-- BEGIN RECORDS FOR THE TASK --

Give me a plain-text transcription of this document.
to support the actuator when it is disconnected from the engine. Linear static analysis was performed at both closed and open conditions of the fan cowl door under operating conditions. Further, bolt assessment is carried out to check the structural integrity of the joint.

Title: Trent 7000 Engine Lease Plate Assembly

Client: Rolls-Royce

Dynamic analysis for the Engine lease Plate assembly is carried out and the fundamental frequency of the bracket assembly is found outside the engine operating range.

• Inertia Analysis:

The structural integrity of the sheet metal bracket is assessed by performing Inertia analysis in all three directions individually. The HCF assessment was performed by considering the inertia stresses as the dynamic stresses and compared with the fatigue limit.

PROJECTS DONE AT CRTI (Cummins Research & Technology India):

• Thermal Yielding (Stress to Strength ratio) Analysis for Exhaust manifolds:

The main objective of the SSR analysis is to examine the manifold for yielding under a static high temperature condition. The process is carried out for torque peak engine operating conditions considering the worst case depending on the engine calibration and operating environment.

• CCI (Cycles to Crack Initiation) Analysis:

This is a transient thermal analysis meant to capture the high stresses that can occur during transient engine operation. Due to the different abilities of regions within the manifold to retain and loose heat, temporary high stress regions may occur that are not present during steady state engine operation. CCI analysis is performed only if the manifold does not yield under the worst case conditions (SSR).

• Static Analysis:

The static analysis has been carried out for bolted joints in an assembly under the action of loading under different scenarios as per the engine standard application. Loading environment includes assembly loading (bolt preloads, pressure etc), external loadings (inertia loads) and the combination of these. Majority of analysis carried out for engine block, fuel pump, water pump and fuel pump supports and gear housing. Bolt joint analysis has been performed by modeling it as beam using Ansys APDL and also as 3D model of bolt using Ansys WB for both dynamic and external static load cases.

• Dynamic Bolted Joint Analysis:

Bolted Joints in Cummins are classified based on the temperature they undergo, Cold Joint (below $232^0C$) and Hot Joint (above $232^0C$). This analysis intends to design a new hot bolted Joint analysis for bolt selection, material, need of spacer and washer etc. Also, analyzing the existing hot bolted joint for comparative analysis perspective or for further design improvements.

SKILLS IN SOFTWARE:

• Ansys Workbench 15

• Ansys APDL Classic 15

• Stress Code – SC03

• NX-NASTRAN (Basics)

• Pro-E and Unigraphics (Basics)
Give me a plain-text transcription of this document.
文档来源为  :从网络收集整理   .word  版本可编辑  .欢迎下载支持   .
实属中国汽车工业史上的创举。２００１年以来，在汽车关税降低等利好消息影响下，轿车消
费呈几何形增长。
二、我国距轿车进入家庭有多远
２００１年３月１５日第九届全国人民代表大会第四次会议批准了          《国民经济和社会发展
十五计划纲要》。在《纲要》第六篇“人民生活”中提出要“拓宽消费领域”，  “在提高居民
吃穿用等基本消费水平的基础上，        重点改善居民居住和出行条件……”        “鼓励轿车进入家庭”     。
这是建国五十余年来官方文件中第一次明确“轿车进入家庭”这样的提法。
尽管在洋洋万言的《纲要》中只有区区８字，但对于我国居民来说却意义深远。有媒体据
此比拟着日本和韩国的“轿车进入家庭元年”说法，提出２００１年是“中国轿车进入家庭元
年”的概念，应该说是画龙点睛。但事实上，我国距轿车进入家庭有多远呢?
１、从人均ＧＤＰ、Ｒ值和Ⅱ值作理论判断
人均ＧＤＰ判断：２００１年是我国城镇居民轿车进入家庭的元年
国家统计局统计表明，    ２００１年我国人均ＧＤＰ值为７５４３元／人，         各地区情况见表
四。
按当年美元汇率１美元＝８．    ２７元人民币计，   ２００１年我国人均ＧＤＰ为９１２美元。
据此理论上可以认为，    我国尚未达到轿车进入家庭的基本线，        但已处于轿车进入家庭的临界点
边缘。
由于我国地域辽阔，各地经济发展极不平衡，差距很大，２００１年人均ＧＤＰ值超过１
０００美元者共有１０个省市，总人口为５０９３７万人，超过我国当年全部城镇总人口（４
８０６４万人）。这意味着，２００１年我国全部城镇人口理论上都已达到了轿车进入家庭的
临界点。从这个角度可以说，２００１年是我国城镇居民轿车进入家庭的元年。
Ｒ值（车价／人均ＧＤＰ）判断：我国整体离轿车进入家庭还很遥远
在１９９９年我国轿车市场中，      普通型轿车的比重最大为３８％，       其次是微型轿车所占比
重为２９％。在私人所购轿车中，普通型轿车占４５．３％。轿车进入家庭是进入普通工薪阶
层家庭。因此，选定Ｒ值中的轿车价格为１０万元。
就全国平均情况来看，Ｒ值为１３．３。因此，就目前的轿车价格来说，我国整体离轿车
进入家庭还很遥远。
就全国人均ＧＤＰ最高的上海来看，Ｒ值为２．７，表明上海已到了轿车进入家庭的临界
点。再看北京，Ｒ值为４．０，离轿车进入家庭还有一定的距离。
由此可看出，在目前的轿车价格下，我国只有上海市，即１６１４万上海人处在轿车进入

-- END RECORDS FOR THE TASK --

» **WHAT THIS TASK INVOLVES**: Set down all of the records shown above once more, exactly.

» **TASK RESULT**:
Give me a plain-text transcription of this document.
to support the actuator when it is disconnected from the engine. Linear static analysis was performed at both closed and open conditions of the fan cowl door under operating conditions. Further, bolt assessment is carried out to check the structural integrity of the joint.

Title: Trent 7000 Engine Lease Plate Assembly

Client: Rolls-Royce

Dynamic analysis for the Engine lease Plate assembly is carried out and the fundamental frequency of the bracket assembly is found outside the engine operating range.

• Inertia Analysis:

The structural integrity of the sheet metal bracket is assessed by performing Inertia analysis in all three directions individually. The HCF assessment was performed by considering the inertia stresses as the dynamic stresses and compared with the fatigue limit.

PROJECTS DONE AT CRTI (Cummins Research & Technology India):

• Thermal Yielding (Stress to Strength ratio) Analysis for Exhaust manifolds:

The main objective of the SSR analysis is to examine the manifold for yielding under a static high temperature condition. The process is carried out for torque peak engine operating conditions considering the worst case depending on the engine calibration and operating environment.

• CCI (Cycles to Crack Initiation) Analysis:

This is a transient thermal analysis meant to capture the high stresses that can occur during transient engine operation. Due to the different abilities of regions within the manifold to retain and loose heat, temporary high stress regions may occur that are not present during steady state engine operation. CCI analysis is performed only if the manifold does not yield under the worst case conditions (SSR).

• Static Analysis:

The static analysis has been carried out for bolted joints in an assembly under the action of loading under different scenarios as per the engine standard application. Loading environment includes assembly loading (bolt preloads, pressure etc), external loadings (inertia loads) and the combination of these. Majority of analysis carried out for engine block, fuel pump, water pump and fuel pump supports and gear housing. Bolt joint analysis has been performed by modeling it as beam using Ansys APDL and also as 3D model of bolt using Ansys WB for both dynamic and external static load cases.

• Dynamic Bolted Joint Analysis:

Bolted Joints in Cummins are classified based on the temperature they undergo, Cold Joint (below $232^0C$) and Hot Joint (above $232^0C$). This analysis intends to design a new hot bolted Joint analysis for bolt selection, material, need of spacer and washer etc. Also, analyzing the existing hot bolted joint for comparative analysis perspective or for further design improvements.

SKILLS IN SOFTWARE:

• Ansys Workbench 15

• Ansys APDL Classic 15

• Stress Code – SC03

• NX-NASTRAN (Basics)

• Pro-E and Unigraphics (Basics)
Give me a plain-text transcription of this document.
文档来源为  :从网络收集整理   .word  版本可编辑  .欢迎下载支持   .
实属中国汽车工业史上的创举。２００１年以来，在汽车关税降低等利好消息影响下，轿车消
费呈几何形增长。
二、我国距轿车进入家庭有多远
２００１年３月１５日第九届全国人民代表大会第四次会议批准了          《国民经济和社会发展
十五计划纲要》。在《纲要》第六篇“人民生活”中提出要“拓宽消费领域”，  “在提高居民
吃穿用等基本消费水平的基础上，        重点改善居民居住和出行条件……”        “鼓励轿车进入家庭”     。
这是建国五十余年来官方文件中第一次明确“轿车进入家庭”这样的提法。
尽管在洋洋万言的《纲要》中只有区区８字，但对于我国居民来说却意义深远。有媒体据
此比拟着日本和韩国的“轿车进入家庭元年”说法，提出２００１年是“中国轿车进入家庭元
年”的概念，应该说是画龙点睛。但事实上，我国距轿车进入家庭有多远呢?
１、从人均ＧＤＰ、Ｒ值和Ⅱ值作理论判断
人均ＧＤＰ判断：２００１年是我国城镇居民轿车进入家庭的元年
国家统计局统计表明，    ２００１年我国人均ＧＤＰ值为７５４３元／人，         各地区情况见表
四。
按当年美元汇率１美元＝８．    ２７元人民币计，   ２００１年我国人均ＧＤＰ为９１２美元。
据此理论上可以认为，    我国尚未达到轿车进入家庭的基本线，        但已处于轿车进入家庭的临界点
边缘。
由于我国地域辽阔，各地经济发展极不平衡，差距很大，２００１年人均ＧＤＰ值超过１
０００美元者共有１０个省市，总人口为５０９３７万人，超过我国当年全部城镇总人口（４
８０６４万人）。这意味着，２００１年我国全部城镇人口理论上都已达到了轿车进入家庭的
临界点。从这个角度可以说，２００１年是我国城镇居民轿车进入家庭的元年。
Ｒ值（车价／人均ＧＤＰ）判断：我国整体离轿车进入家庭还很遥远
在１９９９年我国轿车市场中，      普通型轿车的比重最大为３８％，       其次是微型轿车所占比
重为２９％。在私人所购轿车中，普通型轿车占４５．３％。轿车进入家庭是进入普通工薪阶
层家庭。因此，选定Ｒ值中的轿车价格为１０万元。
就全国平均情况来看，Ｒ值为１３．３。因此，就目前的轿车价格来说，我国整体离轿车
进入家庭还很遥远。
就全国人均ＧＤＰ最高的上海来看，Ｒ值为２．７，表明上海已到了轿车进入家庭的临界
点。再看北京，Ｒ值为４．０，离轿车进入家庭还有一定的距离。
由此可看出，在目前的轿车价格下，我国只有上海市，即１６１４万上海人处在轿车进入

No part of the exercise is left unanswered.